§ **TASK OBJECTIVE**
Could you transcribe the material below exactly, without leaving out a single line?

§ **DATA SUPPLIED**
-----

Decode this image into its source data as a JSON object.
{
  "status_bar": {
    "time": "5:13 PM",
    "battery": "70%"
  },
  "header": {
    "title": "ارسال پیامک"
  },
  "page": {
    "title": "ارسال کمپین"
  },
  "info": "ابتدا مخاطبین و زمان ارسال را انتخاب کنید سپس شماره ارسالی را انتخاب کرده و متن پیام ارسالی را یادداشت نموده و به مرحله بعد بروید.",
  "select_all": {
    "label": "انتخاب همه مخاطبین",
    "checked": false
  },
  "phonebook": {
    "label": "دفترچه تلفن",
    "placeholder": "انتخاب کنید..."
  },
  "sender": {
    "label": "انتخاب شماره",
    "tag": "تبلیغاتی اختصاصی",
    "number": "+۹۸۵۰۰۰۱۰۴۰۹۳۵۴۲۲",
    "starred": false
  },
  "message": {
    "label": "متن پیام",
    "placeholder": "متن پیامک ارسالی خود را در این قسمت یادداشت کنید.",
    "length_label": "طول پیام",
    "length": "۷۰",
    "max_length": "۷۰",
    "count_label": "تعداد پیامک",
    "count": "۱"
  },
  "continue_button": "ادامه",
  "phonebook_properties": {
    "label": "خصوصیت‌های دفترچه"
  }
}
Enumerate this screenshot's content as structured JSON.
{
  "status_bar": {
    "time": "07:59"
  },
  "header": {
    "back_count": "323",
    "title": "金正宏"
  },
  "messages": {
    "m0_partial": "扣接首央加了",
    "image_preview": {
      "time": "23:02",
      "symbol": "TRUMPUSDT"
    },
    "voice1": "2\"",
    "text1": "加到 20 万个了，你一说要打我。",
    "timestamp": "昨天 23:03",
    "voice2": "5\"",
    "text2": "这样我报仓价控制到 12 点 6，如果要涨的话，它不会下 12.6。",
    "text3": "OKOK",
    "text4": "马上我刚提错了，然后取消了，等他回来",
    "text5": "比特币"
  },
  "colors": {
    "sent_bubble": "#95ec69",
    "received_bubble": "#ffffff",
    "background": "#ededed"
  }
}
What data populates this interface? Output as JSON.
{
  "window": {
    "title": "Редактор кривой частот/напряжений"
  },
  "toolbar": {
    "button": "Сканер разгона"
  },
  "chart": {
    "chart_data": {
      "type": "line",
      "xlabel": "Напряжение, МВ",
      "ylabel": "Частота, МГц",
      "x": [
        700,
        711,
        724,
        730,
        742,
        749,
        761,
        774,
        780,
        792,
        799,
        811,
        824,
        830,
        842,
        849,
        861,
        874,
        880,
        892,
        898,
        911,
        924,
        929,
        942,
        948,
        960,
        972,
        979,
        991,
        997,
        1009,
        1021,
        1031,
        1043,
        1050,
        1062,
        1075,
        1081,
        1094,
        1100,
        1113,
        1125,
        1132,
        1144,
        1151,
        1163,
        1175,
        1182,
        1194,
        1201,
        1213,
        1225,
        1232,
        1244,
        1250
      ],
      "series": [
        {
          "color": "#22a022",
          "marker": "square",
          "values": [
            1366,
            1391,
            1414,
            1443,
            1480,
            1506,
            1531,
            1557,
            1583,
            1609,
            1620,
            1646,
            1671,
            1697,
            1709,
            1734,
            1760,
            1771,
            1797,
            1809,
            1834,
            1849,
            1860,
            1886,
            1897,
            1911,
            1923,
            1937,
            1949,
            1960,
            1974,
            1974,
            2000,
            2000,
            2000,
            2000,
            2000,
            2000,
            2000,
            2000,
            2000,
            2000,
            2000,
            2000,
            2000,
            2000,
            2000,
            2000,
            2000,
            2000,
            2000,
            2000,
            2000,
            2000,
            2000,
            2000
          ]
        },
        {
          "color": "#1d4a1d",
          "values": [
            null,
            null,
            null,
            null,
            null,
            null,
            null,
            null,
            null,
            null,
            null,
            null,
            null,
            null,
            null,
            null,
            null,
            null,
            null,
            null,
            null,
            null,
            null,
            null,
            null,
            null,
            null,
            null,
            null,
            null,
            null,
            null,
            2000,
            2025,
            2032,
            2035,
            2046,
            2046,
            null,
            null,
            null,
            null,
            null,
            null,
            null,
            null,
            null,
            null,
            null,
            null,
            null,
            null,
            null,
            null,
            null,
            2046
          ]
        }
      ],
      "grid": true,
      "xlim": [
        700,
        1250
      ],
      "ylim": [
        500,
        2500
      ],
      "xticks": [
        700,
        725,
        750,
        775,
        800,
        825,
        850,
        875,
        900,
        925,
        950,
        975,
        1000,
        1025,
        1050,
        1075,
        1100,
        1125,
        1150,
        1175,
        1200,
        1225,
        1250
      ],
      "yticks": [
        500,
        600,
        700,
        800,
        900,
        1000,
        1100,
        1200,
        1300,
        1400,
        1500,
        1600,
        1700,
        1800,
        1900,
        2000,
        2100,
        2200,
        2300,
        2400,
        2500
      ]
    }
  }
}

-----

§ **ANSWER BELOW**
Decode this image into its source data as a JSON object.
{
  "status_bar": {
    "time": "5:13 PM",
    "battery": "70%"
  },
  "header": {
    "title": "ارسال پیامک"
  },
  "page": {
    "title": "ارسال کمپین"
  },
  "info": "ابتدا مخاطبین و زمان ارسال را انتخاب کنید سپس شماره ارسالی را انتخاب کرده و متن پیام ارسالی را یادداشت نموده و به مرحله بعد بروید.",
  "select_all": {
    "label": "انتخاب همه مخاطبین",
    "checked": false
  },
  "phonebook": {
    "label": "دفترچه تلفن",
    "placeholder": "انتخاب کنید..."
  },
  "sender": {
    "label": "انتخاب شماره",
    "tag": "تبلیغاتی اختصاصی",
    "number": "+۹۸۵۰۰۰۱۰۴۰۹۳۵۴۲۲",
    "starred": false
  },
  "message": {
    "label": "متن پیام",
    "placeholder": "متن پیامک ارسالی خود را در این قسمت یادداشت کنید.",
    "length_label": "طول پیام",
    "length": "۷۰",
    "max_length": "۷۰",
    "count_label": "تعداد پیامک",
    "count": "۱"
  },
  "continue_button": "ادامه",
  "phonebook_properties": {
    "label": "خصوصیت‌های دفترچه"
  }
}
Enumerate this screenshot's content as structured JSON.
{
  "status_bar": {
    "time": "07:59"
  },
  "header": {
    "back_count": "323",
    "title": "金正宏"
  },
  "messages": {
    "m0_partial": "扣接首央加了",
    "image_preview": {
      "time": "23:02",
      "symbol": "TRUMPUSDT"
    },
    "voice1": "2\"",
    "text1": "加到 20 万个了，你一说要打我。",
    "timestamp": "昨天 23:03",
    "voice2": "5\"",
    "text2": "这样我报仓价控制到 12 点 6，如果要涨的话，它不会下 12.6。",
    "text3": "OKOK",
    "text4": "马上我刚提错了，然后取消了，等他回来",
    "text5": "比特币"
  },
  "colors": {
    "sent_bubble": "#95ec69",
    "received_bubble": "#ffffff",
    "background": "#ededed"
  }
}
What data populates this interface? Output as JSON.
{
  "window": {
    "title": "Редактор кривой частот/напряжений"
  },
  "toolbar": {
    "button": "Сканер разгона"
  },
  "chart": {
    "chart_data": {
      "type": "line",
      "xlabel": "Напряжение, МВ",
      "ylabel": "Частота, МГц",
      "x": [
        700,
        711,
        724,
        730,
        742,
        749,
        761,
        774,
        780,
        792,
        799,
        811,
        824,
        830,
        842,
        849,
        861,
        874,
        880,
        892,
        898,
        911,
        924,
        929,
        942,
        948,
        960,
        972,
        979,
        991,
        997,
        1009,
        1021,
        1031,
        1043,
        1050,
        1062,
        1075,
        1081,
        1094,
        1100,
        1113,
        1125,
        1132,
        1144,
        1151,
        1163,
        1175,
        1182,
        1194,
        1201,
        1213,
        1225,
        1232,
        1244,
        1250
      ],
      "series": [
        {
          "color": "#22a022",
          "marker": "square",
          "values": [
            1366,
            1391,
            1414,
            1443,
            1480,
            1506,
            1531,
            1557,
            1583,
            1609,
            1620,
            1646,
            1671,
            1697,
            1709,
            1734,
            1760,
            1771,
            1797,
            1809,
            1834,
            1849,
            1860,
            1886,
            1897,
            1911,
            1923,
            1937,
            1949,
            1960,
            1974,
            1974,
            2000,
            2000,
            2000,
            2000,
            2000,
            2000,
            2000,
            2000,
            2000,
            2000,
            2000,
            2000,
            2000,
            2000,
            2000,
            2000,
            2000,
            2000,
            2000,
            2000,
            2000,
            2000,
            2000,
            2000
          ]
        },
        {
          "color": "#1d4a1d",
          "values": [
            null,
            null,
            null,
            null,
            null,
            null,
            null,
            null,
            null,
            null,
            null,
            null,
            null,
            null,
            null,
            null,
            null,
            null,
            null,
            null,
            null,
            null,
            null,
            null,
            null,
            null,
            null,
            null,
            null,
            null,
            null,
            null,
            2000,
            2025,
            2032,
            2035,
            2046,
            2046,
            null,
            null,
            null,
            null,
            null,
            null,
            null,
            null,
            null,
            null,
            null,
            null,
            null,
            null,
            null,
            null,
            null,
            2046
          ]
        }
      ],
      "grid": true,
      "xlim": [
        700,
        1250
      ],
      "ylim": [
        500,
        2500
      ],
      "xticks": [
        700,
        725,
        750,
        775,
        800,
        825,
        850,
        875,
        900,
        925,
        950,
        975,
        1000,
        1025,
        1050,
        1075,
        1100,
        1125,
        1150,
        1175,
        1200,
        1225,
        1250
      ],
      "yticks": [
        500,
        600,
        700,
        800,
        900,
        1000,
        1100,
        1200,
        1300,
        1400,
        1500,
        1600,
        1700,
        1800,
        1900,
        2000,
        2100,
        2200,
        2300,
        2400,
        2500
      ]
    }
  }
}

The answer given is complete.